DESCRIPTION OF THE TASK
Narrow the data below down to the lines containing "Generative".

DATA SUPPLIED
○ ○ ○ ○ ○

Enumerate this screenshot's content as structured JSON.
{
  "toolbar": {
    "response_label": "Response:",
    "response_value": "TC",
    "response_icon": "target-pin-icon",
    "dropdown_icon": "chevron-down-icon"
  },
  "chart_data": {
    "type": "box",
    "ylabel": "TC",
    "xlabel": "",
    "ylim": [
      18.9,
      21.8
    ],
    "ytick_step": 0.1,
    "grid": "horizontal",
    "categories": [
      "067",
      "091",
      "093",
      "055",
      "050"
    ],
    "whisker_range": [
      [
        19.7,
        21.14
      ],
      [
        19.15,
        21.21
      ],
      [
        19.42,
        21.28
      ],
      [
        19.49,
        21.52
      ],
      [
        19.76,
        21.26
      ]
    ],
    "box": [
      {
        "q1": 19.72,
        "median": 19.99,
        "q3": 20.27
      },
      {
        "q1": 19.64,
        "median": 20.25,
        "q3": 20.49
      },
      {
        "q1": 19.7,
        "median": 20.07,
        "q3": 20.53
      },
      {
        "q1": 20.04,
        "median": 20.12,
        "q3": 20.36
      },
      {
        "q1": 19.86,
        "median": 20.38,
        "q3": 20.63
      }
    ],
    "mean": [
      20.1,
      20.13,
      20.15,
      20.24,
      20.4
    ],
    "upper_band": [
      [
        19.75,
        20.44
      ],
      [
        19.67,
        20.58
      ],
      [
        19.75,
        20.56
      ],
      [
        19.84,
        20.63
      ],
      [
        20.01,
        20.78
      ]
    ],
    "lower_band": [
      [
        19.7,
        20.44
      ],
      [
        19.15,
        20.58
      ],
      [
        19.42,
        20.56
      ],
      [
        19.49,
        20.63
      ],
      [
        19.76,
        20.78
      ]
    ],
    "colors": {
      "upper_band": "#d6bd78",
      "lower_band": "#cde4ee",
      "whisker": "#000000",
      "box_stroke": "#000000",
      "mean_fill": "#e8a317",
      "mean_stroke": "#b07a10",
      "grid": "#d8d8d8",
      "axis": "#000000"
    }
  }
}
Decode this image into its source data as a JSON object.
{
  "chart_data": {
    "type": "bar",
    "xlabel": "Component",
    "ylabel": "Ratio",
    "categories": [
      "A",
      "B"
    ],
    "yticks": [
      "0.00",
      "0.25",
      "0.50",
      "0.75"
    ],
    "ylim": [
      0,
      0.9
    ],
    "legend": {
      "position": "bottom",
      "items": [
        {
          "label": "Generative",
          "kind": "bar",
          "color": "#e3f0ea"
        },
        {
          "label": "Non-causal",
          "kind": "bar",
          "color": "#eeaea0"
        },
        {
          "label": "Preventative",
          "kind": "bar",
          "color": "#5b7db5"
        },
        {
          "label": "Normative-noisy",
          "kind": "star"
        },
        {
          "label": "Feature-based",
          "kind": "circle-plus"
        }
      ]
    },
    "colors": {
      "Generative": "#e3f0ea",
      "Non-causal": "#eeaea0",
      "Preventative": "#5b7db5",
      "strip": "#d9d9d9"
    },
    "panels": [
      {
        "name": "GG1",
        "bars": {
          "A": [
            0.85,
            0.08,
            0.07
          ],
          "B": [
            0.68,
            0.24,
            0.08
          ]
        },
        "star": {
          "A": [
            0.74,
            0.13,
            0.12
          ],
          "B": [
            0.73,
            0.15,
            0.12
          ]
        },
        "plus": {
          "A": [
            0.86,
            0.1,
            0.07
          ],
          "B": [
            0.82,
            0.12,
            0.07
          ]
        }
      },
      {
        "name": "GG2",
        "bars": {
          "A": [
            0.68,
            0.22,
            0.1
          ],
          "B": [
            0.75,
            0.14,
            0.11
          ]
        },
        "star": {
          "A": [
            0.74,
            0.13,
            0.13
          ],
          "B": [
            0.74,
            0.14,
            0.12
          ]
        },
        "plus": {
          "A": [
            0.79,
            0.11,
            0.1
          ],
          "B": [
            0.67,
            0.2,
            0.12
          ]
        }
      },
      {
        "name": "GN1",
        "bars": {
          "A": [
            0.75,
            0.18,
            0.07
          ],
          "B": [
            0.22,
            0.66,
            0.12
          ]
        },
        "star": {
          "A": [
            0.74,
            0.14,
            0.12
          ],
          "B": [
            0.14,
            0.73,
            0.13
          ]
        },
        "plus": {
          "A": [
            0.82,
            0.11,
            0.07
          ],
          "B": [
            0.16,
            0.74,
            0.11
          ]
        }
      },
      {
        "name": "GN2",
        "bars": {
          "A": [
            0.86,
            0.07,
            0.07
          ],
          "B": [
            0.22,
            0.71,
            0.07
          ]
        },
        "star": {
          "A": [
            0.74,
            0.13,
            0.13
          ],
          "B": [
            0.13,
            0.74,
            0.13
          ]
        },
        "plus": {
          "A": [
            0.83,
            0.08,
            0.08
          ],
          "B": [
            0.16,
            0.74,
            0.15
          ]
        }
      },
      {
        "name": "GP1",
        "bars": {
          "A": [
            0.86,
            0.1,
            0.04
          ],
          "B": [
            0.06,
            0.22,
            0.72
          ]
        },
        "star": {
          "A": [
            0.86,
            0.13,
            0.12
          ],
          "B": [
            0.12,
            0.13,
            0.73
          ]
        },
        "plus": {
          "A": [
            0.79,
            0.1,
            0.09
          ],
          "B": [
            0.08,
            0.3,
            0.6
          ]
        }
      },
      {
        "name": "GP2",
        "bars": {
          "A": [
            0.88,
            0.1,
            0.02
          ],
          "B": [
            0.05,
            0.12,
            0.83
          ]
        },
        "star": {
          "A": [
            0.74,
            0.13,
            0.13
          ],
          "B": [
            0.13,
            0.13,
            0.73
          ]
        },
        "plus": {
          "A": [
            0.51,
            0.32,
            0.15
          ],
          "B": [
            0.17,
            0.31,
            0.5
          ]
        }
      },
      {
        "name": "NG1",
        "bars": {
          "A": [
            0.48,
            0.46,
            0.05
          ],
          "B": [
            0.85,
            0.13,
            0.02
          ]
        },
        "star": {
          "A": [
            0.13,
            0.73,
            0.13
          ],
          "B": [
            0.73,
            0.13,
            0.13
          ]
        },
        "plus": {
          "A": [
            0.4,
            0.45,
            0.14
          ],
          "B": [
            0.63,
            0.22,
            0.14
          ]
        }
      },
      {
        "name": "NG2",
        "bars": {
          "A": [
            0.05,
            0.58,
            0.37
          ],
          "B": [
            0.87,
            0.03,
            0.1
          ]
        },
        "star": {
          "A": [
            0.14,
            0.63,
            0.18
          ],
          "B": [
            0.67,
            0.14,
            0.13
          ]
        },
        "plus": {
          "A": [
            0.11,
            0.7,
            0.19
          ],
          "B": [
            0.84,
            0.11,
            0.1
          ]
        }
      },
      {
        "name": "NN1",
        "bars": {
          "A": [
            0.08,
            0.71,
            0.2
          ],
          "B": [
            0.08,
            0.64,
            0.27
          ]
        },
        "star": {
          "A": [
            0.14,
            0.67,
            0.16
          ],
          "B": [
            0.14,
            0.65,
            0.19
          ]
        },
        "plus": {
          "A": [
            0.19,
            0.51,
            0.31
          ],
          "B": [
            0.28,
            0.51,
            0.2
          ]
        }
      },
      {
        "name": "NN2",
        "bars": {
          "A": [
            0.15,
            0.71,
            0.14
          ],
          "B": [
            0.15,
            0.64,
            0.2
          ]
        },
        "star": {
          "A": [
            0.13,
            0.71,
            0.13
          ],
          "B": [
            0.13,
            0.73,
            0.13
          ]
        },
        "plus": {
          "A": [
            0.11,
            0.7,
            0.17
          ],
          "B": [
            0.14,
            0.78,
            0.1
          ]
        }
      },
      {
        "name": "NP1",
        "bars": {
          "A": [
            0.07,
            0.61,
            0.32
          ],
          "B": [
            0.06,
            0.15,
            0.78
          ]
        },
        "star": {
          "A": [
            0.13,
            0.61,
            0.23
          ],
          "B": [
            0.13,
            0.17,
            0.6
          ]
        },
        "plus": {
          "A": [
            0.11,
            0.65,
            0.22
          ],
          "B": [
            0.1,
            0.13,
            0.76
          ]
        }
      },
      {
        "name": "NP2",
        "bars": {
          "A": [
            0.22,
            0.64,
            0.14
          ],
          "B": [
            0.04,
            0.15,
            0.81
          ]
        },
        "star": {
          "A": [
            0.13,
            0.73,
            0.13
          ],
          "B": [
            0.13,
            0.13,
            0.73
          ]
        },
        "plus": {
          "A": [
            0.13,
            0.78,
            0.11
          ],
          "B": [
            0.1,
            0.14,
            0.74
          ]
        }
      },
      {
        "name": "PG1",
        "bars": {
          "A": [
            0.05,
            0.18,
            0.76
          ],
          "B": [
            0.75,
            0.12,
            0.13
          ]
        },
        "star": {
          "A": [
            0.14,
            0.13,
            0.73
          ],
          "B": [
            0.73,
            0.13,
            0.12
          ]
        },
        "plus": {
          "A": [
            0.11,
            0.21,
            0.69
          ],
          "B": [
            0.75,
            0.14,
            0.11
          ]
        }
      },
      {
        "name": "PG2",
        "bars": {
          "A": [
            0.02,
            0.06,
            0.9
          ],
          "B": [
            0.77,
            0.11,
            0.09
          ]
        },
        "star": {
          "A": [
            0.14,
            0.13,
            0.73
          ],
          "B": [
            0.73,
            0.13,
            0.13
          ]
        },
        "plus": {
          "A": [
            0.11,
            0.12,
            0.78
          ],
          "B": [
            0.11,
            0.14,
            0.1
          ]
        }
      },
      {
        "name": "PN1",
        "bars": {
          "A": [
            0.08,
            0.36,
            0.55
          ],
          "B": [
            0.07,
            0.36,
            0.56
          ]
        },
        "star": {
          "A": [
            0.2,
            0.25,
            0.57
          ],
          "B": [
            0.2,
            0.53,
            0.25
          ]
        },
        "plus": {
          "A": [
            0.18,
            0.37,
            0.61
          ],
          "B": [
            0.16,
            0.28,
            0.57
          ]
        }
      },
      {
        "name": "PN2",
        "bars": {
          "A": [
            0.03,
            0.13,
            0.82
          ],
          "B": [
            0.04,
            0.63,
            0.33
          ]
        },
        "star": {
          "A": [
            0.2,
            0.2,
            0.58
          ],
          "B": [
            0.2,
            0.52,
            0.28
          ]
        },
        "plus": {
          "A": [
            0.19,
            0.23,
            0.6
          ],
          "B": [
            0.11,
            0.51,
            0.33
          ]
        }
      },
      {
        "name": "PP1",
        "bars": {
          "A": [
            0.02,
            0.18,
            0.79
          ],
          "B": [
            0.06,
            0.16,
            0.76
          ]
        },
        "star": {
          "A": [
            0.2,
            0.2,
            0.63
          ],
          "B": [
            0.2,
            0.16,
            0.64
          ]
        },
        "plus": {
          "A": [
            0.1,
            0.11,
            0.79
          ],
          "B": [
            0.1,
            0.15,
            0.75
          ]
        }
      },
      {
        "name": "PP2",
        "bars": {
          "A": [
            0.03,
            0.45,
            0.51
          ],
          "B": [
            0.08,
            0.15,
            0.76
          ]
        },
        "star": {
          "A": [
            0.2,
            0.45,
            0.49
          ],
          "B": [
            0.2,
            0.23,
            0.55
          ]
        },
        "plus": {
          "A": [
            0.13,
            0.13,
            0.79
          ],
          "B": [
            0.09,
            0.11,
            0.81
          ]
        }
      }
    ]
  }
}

○ ○ ○ ○ ○

ANSWER TO THIS EXERCISE
          "label": "Generative",
      "Generative": "#e3f0ea",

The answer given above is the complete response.